Set task -
Print the data that follows exactly.

════════

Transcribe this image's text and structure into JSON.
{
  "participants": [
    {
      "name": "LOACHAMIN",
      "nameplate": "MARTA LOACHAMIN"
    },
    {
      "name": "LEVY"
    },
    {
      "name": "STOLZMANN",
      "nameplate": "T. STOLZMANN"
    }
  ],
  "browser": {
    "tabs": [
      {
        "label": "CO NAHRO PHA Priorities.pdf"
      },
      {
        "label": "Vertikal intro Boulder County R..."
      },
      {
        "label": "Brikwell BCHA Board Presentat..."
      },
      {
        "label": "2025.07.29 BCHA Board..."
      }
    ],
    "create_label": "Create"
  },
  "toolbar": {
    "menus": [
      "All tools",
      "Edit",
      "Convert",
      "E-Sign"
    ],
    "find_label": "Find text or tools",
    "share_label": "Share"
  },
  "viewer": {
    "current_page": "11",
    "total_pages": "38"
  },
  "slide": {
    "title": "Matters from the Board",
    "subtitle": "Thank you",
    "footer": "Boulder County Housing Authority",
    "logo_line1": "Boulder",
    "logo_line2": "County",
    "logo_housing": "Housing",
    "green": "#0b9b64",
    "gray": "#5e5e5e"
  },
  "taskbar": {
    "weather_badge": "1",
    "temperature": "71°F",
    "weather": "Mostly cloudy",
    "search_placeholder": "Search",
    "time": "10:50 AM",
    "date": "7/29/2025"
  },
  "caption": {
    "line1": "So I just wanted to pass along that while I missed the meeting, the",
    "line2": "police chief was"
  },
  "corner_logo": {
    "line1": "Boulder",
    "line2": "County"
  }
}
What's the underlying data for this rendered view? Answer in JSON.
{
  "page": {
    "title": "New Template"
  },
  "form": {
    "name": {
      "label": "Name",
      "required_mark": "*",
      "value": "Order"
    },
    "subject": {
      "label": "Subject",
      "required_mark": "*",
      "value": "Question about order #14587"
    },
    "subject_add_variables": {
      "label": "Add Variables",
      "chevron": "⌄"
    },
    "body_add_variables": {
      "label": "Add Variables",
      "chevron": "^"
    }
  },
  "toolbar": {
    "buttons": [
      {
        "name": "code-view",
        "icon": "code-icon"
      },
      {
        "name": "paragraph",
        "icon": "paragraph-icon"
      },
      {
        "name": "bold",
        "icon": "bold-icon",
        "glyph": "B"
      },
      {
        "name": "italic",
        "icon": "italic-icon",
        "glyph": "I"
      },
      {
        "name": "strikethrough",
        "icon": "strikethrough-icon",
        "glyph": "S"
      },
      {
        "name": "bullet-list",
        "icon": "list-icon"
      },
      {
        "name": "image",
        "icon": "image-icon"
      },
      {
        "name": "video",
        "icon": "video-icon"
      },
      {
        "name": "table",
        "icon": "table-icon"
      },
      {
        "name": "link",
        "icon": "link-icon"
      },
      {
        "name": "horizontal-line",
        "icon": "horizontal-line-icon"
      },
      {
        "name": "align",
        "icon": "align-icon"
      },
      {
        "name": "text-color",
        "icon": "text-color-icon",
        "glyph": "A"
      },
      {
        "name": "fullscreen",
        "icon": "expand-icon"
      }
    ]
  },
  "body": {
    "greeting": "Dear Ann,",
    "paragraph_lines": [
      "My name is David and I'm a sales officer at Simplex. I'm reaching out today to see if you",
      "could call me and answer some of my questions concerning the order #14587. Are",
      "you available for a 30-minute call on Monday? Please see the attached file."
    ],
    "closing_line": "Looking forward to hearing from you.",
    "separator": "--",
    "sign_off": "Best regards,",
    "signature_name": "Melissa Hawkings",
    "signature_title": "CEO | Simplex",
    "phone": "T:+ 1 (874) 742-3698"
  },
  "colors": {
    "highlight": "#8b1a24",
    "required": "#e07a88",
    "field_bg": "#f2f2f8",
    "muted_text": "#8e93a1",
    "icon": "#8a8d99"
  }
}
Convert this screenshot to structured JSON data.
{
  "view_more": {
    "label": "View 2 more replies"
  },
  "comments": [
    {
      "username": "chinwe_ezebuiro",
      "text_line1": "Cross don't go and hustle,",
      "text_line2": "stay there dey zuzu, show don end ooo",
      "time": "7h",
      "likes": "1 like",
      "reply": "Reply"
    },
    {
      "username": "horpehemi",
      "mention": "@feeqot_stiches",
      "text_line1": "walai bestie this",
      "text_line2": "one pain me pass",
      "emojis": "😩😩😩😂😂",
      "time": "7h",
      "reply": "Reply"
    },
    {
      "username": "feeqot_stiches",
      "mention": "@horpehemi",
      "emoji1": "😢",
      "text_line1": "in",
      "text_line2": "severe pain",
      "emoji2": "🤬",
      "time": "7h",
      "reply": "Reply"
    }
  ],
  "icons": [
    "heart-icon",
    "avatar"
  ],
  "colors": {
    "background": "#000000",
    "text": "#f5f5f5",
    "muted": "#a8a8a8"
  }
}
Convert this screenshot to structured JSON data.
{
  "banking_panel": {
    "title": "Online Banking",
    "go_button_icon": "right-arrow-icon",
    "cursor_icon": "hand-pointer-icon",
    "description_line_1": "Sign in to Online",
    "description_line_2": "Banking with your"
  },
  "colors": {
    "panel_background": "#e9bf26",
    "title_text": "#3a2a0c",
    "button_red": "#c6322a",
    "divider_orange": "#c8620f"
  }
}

════════

Solved problem -
Transcribe this image's text and structure into JSON.
{
  "participants": [
    {
      "name": "LOACHAMIN",
      "nameplate": "MARTA LOACHAMIN"
    },
    {
      "name": "LEVY"
    },
    {
      "name": "STOLZMANN",
      "nameplate": "T. STOLZMANN"
    }
  ],
  "browser": {
    "tabs": [
      {
        "label": "CO NAHRO PHA Priorities.pdf"
      },
      {
        "label": "Vertikal intro Boulder County R..."
      },
      {
        "label": "Brikwell BCHA Board Presentat..."
      },
      {
        "label": "2025.07.29 BCHA Board..."
      }
    ],
    "create_label": "Create"
  },
  "toolbar": {
    "menus": [
      "All tools",
      "Edit",
      "Convert",
      "E-Sign"
    ],
    "find_label": "Find text or tools",
    "share_label": "Share"
  },
  "viewer": {
    "current_page": "11",
    "total_pages": "38"
  },
  "slide": {
    "title": "Matters from the Board",
    "subtitle": "Thank you",
    "footer": "Boulder County Housing Authority",
    "logo_line1": "Boulder",
    "logo_line2": "County",
    "logo_housing": "Housing",
    "green": "#0b9b64",
    "gray": "#5e5e5e"
  },
  "taskbar": {
    "weather_badge": "1",
    "temperature": "71°F",
    "weather": "Mostly cloudy",
    "search_placeholder": "Search",
    "time": "10:50 AM",
    "date": "7/29/2025"
  },
  "caption": {
    "line1": "So I just wanted to pass along that while I missed the meeting, the",
    "line2": "police chief was"
  },
  "corner_logo": {
    "line1": "Boulder",
    "line2": "County"
  }
}
What's the underlying data for this rendered view? Answer in JSON.
{
  "page": {
    "title": "New Template"
  },
  "form": {
    "name": {
      "label": "Name",
      "required_mark": "*",
      "value": "Order"
    },
    "subject": {
      "label": "Subject",
      "required_mark": "*",
      "value": "Question about order #14587"
    },
    "subject_add_variables": {
      "label": "Add Variables",
      "chevron": "⌄"
    },
    "body_add_variables": {
      "label": "Add Variables",
      "chevron": "^"
    }
  },
  "toolbar": {
    "buttons": [
      {
        "name": "code-view",
        "icon": "code-icon"
      },
      {
        "name": "paragraph",
        "icon": "paragraph-icon"
      },
      {
        "name": "bold",
        "icon": "bold-icon",
        "glyph": "B"
      },
      {
        "name": "italic",
        "icon": "italic-icon",
        "glyph": "I"
      },
      {
        "name": "strikethrough",
        "icon": "strikethrough-icon",
        "glyph": "S"
      },
      {
        "name": "bullet-list",
        "icon": "list-icon"
      },
      {
        "name": "image",
        "icon": "image-icon"
      },
      {
        "name": "video",
        "icon": "video-icon"
      },
      {
        "name": "table",
        "icon": "table-icon"
      },
      {
        "name": "link",
        "icon": "link-icon"
      },
      {
        "name": "horizontal-line",
        "icon": "horizontal-line-icon"
      },
      {
        "name": "align",
        "icon": "align-icon"
      },
      {
        "name": "text-color",
        "icon": "text-color-icon",
        "glyph": "A"
      },
      {
        "name": "fullscreen",
        "icon": "expand-icon"
      }
    ]
  },
  "body": {
    "greeting": "Dear Ann,",
    "paragraph_lines": [
      "My name is David and I'm a sales officer at Simplex. I'm reaching out today to see if you",
      "could call me and answer some of my questions concerning the order #14587. Are",
      "you available for a 30-minute call on Monday? Please see the attached file."
    ],
    "closing_line": "Looking forward to hearing from you.",
    "separator": "--",
    "sign_off": "Best regards,",
    "signature_name": "Melissa Hawkings",
    "signature_title": "CEO | Simplex",
    "phone": "T:+ 1 (874) 742-3698"
  },
  "colors": {
    "highlight": "#8b1a24",
    "required": "#e07a88",
    "field_bg": "#f2f2f8",
    "muted_text": "#8e93a1",
    "icon": "#8a8d99"
  }
}
Convert this screenshot to structured JSON data.
{
  "view_more": {
    "label": "View 2 more replies"
  },
  "comments": [
    {
      "username": "chinwe_ezebuiro",
      "text_line1": "Cross don't go and hustle,",
      "text_line2": "stay there dey zuzu, show don end ooo",
      "time": "7h",
      "likes": "1 like",
      "reply": "Reply"
    },
    {
      "username": "horpehemi",
      "mention": "@feeqot_stiches",
      "text_line1": "walai bestie this",
      "text_line2": "one pain me pass",
      "emojis": "😩😩😩😂😂",
      "time": "7h",
      "reply": "Reply"
    },
    {
      "username": "feeqot_stiches",
      "mention": "@horpehemi",
      "emoji1": "😢",
      "text_line1": "in",
      "text_line2": "severe pain",
      "emoji2": "🤬",
      "time": "7h",
      "reply": "Reply"
    }
  ],
  "icons": [
    "heart-icon",
    "avatar"
  ],
  "colors": {
    "background": "#000000",
    "text": "#f5f5f5",
    "muted": "#a8a8a8"
  }
}
Convert this screenshot to structured JSON data.
{
  "banking_panel": {
    "title": "Online Banking",
    "go_button_icon": "right-arrow-icon",
    "cursor_icon": "hand-pointer-icon",
    "description_line_1": "Sign in to Online",
    "description_line_2": "Banking with your"
  },
  "colors": {
    "panel_background": "#e9bf26",
    "title_text": "#3a2a0c",
    "button_red": "#c6322a",
    "divider_orange": "#c8620f"
  }
}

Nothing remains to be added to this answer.